[Extracted data entries]
☆ ☆ ☆

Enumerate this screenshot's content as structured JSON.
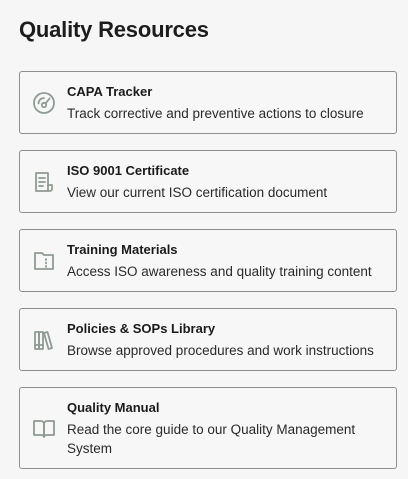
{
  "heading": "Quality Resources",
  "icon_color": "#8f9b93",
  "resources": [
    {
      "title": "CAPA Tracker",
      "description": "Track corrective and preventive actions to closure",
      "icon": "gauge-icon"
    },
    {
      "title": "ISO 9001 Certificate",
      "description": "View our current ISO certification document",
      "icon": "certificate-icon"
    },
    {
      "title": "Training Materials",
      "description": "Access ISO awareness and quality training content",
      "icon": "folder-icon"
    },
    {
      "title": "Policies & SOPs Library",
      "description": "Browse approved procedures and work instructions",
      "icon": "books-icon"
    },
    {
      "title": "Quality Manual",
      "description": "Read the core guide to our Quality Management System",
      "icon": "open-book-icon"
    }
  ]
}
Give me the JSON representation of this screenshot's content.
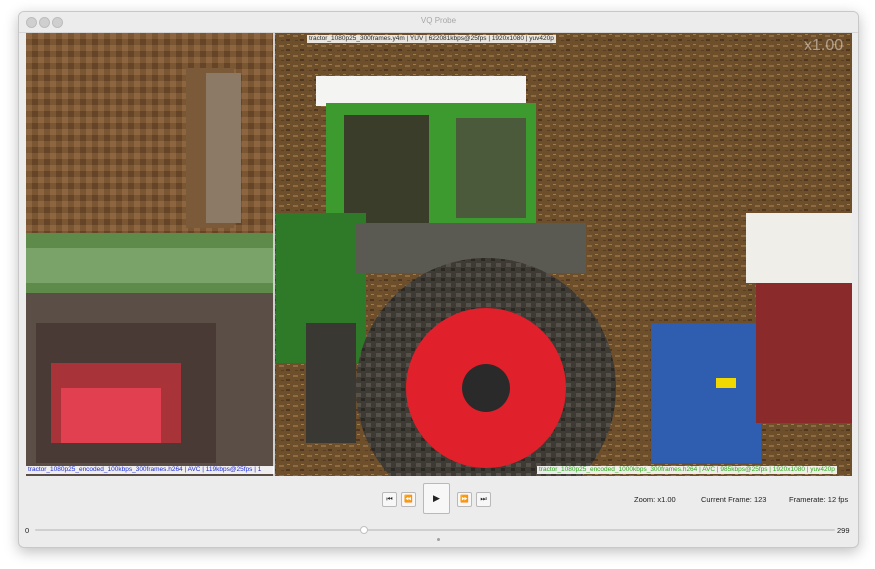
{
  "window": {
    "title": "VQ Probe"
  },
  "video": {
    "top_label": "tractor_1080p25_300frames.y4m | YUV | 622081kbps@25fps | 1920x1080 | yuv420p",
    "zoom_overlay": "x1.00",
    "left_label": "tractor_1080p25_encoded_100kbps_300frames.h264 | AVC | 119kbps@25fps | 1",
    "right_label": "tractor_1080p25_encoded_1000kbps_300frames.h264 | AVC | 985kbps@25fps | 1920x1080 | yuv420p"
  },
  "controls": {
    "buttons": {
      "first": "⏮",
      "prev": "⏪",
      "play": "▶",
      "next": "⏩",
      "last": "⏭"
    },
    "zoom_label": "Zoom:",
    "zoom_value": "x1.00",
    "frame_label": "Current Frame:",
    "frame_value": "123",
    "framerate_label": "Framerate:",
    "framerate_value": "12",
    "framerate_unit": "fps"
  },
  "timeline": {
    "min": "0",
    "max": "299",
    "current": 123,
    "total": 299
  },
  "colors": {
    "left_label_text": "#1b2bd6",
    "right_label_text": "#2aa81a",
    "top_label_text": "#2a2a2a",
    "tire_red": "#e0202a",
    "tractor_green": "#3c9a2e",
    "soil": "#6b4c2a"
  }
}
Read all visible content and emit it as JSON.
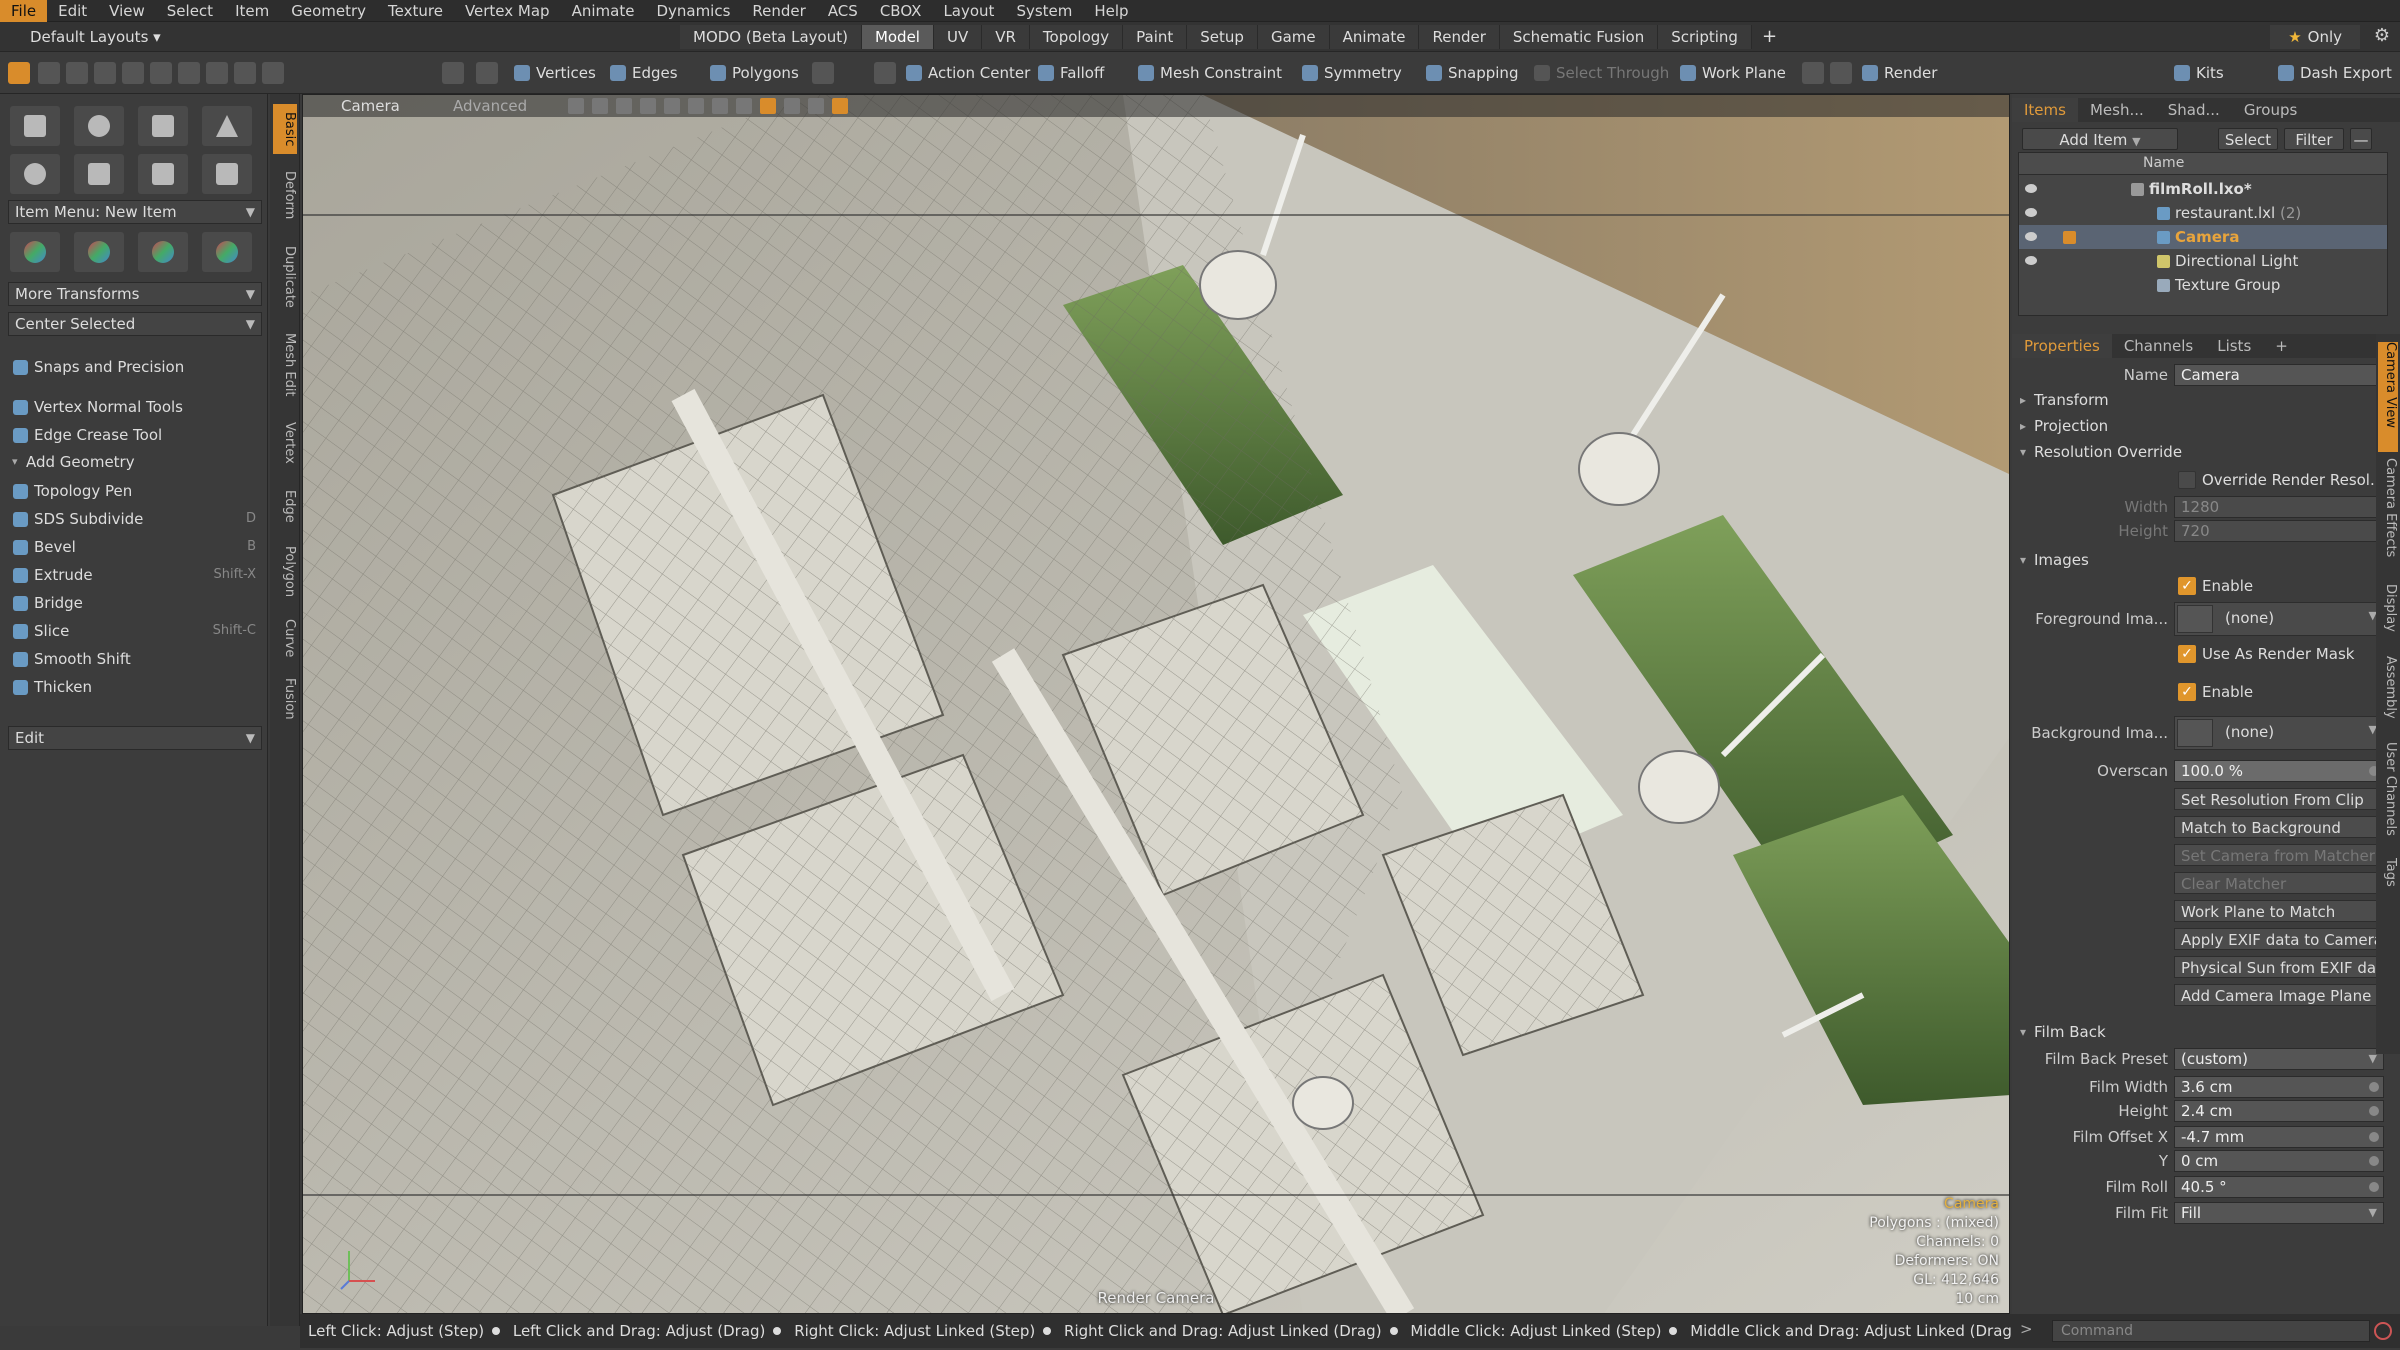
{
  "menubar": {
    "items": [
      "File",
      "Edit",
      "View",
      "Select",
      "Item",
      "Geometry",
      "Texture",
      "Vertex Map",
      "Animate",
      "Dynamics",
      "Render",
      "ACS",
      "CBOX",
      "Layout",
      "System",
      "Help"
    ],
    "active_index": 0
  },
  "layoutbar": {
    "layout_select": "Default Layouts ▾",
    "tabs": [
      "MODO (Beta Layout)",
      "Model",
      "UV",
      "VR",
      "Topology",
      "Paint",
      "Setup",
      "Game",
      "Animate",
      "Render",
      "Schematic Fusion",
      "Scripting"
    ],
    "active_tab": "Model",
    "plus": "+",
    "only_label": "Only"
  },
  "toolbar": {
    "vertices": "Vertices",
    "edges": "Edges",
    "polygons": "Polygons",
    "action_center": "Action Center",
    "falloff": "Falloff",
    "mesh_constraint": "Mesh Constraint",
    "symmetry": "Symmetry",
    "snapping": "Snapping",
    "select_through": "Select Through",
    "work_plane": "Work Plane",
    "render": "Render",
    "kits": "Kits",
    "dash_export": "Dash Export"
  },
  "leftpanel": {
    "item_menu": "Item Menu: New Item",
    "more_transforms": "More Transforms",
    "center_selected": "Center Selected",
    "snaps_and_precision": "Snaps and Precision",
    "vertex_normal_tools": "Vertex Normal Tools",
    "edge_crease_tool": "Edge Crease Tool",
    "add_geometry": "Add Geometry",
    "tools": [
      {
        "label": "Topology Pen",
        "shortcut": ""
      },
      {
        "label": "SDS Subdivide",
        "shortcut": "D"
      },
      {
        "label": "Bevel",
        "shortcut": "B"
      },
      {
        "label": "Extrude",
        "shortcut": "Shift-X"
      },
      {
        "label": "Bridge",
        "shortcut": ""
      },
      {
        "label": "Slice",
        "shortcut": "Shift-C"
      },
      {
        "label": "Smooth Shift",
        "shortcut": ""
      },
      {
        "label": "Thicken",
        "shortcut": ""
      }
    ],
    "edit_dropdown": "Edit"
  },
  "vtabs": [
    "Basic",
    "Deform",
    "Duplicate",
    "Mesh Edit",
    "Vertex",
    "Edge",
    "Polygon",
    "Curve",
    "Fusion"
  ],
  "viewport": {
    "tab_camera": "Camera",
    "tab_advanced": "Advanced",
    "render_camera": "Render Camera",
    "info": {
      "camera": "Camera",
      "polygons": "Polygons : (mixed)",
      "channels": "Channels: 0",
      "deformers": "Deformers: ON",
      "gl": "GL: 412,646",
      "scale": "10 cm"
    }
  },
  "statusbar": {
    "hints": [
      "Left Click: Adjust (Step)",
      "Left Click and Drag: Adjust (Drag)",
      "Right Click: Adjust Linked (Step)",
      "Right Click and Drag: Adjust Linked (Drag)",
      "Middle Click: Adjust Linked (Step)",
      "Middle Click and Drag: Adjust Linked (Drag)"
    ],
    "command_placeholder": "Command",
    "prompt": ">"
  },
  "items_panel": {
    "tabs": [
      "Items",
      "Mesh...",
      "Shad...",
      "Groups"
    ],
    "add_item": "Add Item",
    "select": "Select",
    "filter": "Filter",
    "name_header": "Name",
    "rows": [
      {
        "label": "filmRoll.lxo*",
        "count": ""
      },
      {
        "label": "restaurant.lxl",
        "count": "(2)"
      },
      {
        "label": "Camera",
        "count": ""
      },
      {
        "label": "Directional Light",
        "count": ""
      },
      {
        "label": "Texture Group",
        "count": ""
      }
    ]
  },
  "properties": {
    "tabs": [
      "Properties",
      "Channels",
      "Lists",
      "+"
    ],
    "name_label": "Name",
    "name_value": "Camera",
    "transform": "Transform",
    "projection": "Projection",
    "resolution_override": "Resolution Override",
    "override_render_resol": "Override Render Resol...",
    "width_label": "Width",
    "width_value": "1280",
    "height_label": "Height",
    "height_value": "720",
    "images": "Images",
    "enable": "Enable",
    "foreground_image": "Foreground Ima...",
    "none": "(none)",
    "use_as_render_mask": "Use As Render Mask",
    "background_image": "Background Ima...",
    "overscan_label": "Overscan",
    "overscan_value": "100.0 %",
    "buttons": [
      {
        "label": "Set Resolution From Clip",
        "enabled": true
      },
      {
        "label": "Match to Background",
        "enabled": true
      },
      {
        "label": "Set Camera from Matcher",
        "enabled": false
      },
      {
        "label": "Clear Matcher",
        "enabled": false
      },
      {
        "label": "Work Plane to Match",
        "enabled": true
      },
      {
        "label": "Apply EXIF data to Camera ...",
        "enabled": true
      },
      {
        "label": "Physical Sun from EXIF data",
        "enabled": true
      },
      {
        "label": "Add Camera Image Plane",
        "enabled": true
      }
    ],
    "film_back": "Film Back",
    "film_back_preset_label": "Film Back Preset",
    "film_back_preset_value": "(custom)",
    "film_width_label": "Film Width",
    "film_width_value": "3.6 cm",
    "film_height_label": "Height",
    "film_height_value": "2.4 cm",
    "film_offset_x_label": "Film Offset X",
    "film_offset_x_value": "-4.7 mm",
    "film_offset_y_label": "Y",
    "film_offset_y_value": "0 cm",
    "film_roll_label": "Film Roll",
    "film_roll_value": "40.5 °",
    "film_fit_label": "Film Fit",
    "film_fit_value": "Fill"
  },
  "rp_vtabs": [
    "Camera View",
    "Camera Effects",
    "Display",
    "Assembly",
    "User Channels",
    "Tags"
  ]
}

☆ ☆ ☆

What to do: Show all lines from the data above in which the word "polygons" appears.

The result:
    "polygons": "Polygons",
      "polygons": "Polygons : (mixed)",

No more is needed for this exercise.